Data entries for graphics
- - -

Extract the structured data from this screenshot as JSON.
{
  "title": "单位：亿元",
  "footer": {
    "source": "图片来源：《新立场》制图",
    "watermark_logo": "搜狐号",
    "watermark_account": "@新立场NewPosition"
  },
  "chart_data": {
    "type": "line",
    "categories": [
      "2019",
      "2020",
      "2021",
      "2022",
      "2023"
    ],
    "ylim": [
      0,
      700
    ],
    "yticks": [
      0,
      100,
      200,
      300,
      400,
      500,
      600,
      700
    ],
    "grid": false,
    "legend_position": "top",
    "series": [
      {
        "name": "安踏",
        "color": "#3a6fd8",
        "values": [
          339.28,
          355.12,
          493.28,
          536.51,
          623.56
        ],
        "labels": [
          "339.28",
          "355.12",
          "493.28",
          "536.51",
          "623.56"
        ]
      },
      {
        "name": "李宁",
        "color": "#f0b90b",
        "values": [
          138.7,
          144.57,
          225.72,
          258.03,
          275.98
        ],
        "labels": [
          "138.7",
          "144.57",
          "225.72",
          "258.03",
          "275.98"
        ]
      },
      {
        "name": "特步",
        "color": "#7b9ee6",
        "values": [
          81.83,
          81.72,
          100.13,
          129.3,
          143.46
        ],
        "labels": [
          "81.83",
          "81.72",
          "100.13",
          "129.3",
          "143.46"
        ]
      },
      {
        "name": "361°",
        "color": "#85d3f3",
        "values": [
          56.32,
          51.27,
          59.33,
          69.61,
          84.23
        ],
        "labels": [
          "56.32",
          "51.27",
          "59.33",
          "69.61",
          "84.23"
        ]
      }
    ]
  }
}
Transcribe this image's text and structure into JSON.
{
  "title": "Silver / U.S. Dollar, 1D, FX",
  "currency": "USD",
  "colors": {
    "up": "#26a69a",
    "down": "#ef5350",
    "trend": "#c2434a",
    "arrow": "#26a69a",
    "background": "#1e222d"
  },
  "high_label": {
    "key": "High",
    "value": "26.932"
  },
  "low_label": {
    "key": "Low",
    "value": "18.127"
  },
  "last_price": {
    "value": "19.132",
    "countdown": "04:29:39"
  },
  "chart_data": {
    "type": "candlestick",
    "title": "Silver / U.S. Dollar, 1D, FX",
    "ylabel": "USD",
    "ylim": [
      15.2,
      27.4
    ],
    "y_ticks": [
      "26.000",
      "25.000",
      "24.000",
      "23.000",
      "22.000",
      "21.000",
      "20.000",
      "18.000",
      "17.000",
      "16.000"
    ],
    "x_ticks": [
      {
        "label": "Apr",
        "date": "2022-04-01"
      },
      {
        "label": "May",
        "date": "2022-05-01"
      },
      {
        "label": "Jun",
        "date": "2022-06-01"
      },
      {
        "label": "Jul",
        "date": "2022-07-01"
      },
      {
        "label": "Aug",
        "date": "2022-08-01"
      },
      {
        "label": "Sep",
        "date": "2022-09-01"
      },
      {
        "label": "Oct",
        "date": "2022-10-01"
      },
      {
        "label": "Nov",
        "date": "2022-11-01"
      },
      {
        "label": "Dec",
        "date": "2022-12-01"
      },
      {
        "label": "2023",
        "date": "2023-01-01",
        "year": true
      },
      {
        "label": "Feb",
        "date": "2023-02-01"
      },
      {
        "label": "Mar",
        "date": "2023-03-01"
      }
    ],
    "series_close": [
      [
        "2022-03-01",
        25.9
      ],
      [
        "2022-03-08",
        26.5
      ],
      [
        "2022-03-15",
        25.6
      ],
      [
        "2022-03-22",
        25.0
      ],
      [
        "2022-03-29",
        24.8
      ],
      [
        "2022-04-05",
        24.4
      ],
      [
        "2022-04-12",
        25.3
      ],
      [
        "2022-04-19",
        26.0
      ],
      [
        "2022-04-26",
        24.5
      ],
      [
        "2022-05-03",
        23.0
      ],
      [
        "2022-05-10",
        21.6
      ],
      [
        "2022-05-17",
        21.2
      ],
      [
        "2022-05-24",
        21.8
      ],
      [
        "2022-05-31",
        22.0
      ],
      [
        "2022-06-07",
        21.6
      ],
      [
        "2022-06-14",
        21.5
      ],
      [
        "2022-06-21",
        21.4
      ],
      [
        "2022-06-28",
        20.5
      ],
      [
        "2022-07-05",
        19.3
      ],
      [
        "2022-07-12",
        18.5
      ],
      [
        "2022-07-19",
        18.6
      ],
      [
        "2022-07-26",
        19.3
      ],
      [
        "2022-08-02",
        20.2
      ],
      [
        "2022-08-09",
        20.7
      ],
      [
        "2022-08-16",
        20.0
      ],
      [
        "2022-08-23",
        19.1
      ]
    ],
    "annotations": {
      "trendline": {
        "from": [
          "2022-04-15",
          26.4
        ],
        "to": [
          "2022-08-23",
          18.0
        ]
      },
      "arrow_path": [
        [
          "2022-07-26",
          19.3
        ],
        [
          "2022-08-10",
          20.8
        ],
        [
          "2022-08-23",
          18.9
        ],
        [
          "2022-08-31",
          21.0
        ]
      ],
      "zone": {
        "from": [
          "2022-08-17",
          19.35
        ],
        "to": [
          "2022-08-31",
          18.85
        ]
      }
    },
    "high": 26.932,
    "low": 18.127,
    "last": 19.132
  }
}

- - -

* TASK DETAILS
Filter the listing above by the word "title"; copy each line that passes.

* SOLUTION FOR THIS EXERCISE
  "title": "单位：亿元",
  "title": "Silver / U.S. Dollar, 1D, FX",
    "title": "Silver / U.S. Dollar, 1D, FX",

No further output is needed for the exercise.